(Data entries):
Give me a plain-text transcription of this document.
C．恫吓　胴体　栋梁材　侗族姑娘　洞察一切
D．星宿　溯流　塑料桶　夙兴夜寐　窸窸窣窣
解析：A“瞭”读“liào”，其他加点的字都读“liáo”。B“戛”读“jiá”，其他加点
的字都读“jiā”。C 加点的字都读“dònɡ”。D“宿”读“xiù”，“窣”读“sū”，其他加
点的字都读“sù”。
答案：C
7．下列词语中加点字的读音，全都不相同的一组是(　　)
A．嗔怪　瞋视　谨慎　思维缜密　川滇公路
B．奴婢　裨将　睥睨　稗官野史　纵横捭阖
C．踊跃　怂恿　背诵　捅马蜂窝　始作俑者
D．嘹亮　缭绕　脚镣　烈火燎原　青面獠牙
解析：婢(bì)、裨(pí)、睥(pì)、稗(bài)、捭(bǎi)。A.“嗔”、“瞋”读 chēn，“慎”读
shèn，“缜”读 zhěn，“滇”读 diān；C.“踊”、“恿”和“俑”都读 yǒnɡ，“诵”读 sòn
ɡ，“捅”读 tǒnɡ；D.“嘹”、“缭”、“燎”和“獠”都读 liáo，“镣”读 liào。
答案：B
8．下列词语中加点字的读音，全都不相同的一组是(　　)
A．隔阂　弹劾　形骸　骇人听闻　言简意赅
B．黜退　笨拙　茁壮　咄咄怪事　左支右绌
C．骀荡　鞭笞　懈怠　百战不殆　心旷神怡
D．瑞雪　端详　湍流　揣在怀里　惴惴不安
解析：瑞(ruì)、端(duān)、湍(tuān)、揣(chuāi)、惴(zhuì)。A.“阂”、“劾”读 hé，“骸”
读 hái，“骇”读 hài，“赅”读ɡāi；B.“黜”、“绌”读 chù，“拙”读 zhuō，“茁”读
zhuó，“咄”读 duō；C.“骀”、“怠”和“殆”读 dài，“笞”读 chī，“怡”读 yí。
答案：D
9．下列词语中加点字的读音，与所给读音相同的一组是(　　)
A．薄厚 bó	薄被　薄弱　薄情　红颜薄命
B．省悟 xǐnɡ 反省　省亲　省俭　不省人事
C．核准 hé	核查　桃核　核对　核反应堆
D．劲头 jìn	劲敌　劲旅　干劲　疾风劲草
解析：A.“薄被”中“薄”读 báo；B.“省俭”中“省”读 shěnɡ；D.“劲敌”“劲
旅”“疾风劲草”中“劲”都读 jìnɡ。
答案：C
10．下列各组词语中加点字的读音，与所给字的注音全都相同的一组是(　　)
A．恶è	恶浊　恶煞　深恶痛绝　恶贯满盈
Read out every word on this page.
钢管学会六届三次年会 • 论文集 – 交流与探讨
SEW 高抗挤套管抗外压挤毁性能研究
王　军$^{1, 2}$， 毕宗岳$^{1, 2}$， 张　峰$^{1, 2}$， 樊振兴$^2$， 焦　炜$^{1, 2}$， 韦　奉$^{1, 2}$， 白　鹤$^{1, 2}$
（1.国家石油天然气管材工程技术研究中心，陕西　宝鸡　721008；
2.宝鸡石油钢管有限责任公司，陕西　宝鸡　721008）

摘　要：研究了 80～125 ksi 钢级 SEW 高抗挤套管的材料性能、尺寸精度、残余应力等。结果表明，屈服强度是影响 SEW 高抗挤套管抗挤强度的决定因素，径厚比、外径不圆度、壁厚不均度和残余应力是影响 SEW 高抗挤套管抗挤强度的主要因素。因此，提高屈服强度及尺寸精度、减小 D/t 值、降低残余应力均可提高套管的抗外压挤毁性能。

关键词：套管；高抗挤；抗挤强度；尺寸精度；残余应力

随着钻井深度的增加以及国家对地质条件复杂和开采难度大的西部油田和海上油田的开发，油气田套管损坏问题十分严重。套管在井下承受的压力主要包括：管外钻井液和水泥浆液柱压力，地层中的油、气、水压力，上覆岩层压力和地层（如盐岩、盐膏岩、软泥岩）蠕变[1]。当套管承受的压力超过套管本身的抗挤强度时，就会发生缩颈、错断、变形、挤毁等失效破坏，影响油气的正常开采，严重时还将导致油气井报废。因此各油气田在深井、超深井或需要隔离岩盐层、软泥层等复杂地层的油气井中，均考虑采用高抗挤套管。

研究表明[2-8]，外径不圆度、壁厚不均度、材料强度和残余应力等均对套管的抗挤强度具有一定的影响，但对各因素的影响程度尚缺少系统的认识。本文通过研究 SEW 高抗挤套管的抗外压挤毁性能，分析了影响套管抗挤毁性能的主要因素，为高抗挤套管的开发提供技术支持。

(WHAT THE TASK REQUIRES):
Repeat the material in full, exactly as it stands.

(WRITTEN SOLUTION):
Give me a plain-text transcription of this document.
C．恫吓　胴体　栋梁材　侗族姑娘　洞察一切
D．星宿　溯流　塑料桶　夙兴夜寐　窸窸窣窣
解析：A“瞭”读“liào”，其他加点的字都读“liáo”。B“戛”读“jiá”，其他加点
的字都读“jiā”。C 加点的字都读“dònɡ”。D“宿”读“xiù”，“窣”读“sū”，其他加
点的字都读“sù”。
答案：C
7．下列词语中加点字的读音，全都不相同的一组是(　　)
A．嗔怪　瞋视　谨慎　思维缜密　川滇公路
B．奴婢　裨将　睥睨　稗官野史　纵横捭阖
C．踊跃　怂恿　背诵　捅马蜂窝　始作俑者
D．嘹亮　缭绕　脚镣　烈火燎原　青面獠牙
解析：婢(bì)、裨(pí)、睥(pì)、稗(bài)、捭(bǎi)。A.“嗔”、“瞋”读 chēn，“慎”读
shèn，“缜”读 zhěn，“滇”读 diān；C.“踊”、“恿”和“俑”都读 yǒnɡ，“诵”读 sòn
ɡ，“捅”读 tǒnɡ；D.“嘹”、“缭”、“燎”和“獠”都读 liáo，“镣”读 liào。
答案：B
8．下列词语中加点字的读音，全都不相同的一组是(　　)
A．隔阂　弹劾　形骸　骇人听闻　言简意赅
B．黜退　笨拙　茁壮　咄咄怪事　左支右绌
C．骀荡　鞭笞　懈怠　百战不殆　心旷神怡
D．瑞雪　端详　湍流　揣在怀里　惴惴不安
解析：瑞(ruì)、端(duān)、湍(tuān)、揣(chuāi)、惴(zhuì)。A.“阂”、“劾”读 hé，“骸”
读 hái，“骇”读 hài，“赅”读ɡāi；B.“黜”、“绌”读 chù，“拙”读 zhuō，“茁”读
zhuó，“咄”读 duō；C.“骀”、“怠”和“殆”读 dài，“笞”读 chī，“怡”读 yí。
答案：D
9．下列词语中加点字的读音，与所给读音相同的一组是(　　)
A．薄厚 bó	薄被　薄弱　薄情　红颜薄命
B．省悟 xǐnɡ 反省　省亲　省俭　不省人事
C．核准 hé	核查　桃核　核对　核反应堆
D．劲头 jìn	劲敌　劲旅　干劲　疾风劲草
解析：A.“薄被”中“薄”读 báo；B.“省俭”中“省”读 shěnɡ；D.“劲敌”“劲
旅”“疾风劲草”中“劲”都读 jìnɡ。
答案：C
10．下列各组词语中加点字的读音，与所给字的注音全都相同的一组是(　　)
A．恶è	恶浊　恶煞　深恶痛绝　恶贯满盈
Read out every word on this page.
钢管学会六届三次年会 • 论文集 – 交流与探讨
SEW 高抗挤套管抗外压挤毁性能研究
王　军$^{1, 2}$， 毕宗岳$^{1, 2}$， 张　峰$^{1, 2}$， 樊振兴$^2$， 焦　炜$^{1, 2}$， 韦　奉$^{1, 2}$， 白　鹤$^{1, 2}$
（1.国家石油天然气管材工程技术研究中心，陕西　宝鸡　721008；
2.宝鸡石油钢管有限责任公司，陕西　宝鸡　721008）

摘　要：研究了 80～125 ksi 钢级 SEW 高抗挤套管的材料性能、尺寸精度、残余应力等。结果表明，屈服强度是影响 SEW 高抗挤套管抗挤强度的决定因素，径厚比、外径不圆度、壁厚不均度和残余应力是影响 SEW 高抗挤套管抗挤强度的主要因素。因此，提高屈服强度及尺寸精度、减小 D/t 值、降低残余应力均可提高套管的抗外压挤毁性能。

关键词：套管；高抗挤；抗挤强度；尺寸精度；残余应力

随着钻井深度的增加以及国家对地质条件复杂和开采难度大的西部油田和海上油田的开发，油气田套管损坏问题十分严重。套管在井下承受的压力主要包括：管外钻井液和水泥浆液柱压力，地层中的油、气、水压力，上覆岩层压力和地层（如盐岩、盐膏岩、软泥岩）蠕变[1]。当套管承受的压力超过套管本身的抗挤强度时，就会发生缩颈、错断、变形、挤毁等失效破坏，影响油气的正常开采，严重时还将导致油气井报废。因此各油气田在深井、超深井或需要隔离岩盐层、软泥层等复杂地层的油气井中，均考虑采用高抗挤套管。

研究表明[2-8]，外径不圆度、壁厚不均度、材料强度和残余应力等均对套管的抗挤强度具有一定的影响，但对各因素的影响程度尚缺少系统的认识。本文通过研究 SEW 高抗挤套管的抗外压挤毁性能，分析了影响套管抗挤毁性能的主要因素，为高抗挤套管的开发提供技术支持。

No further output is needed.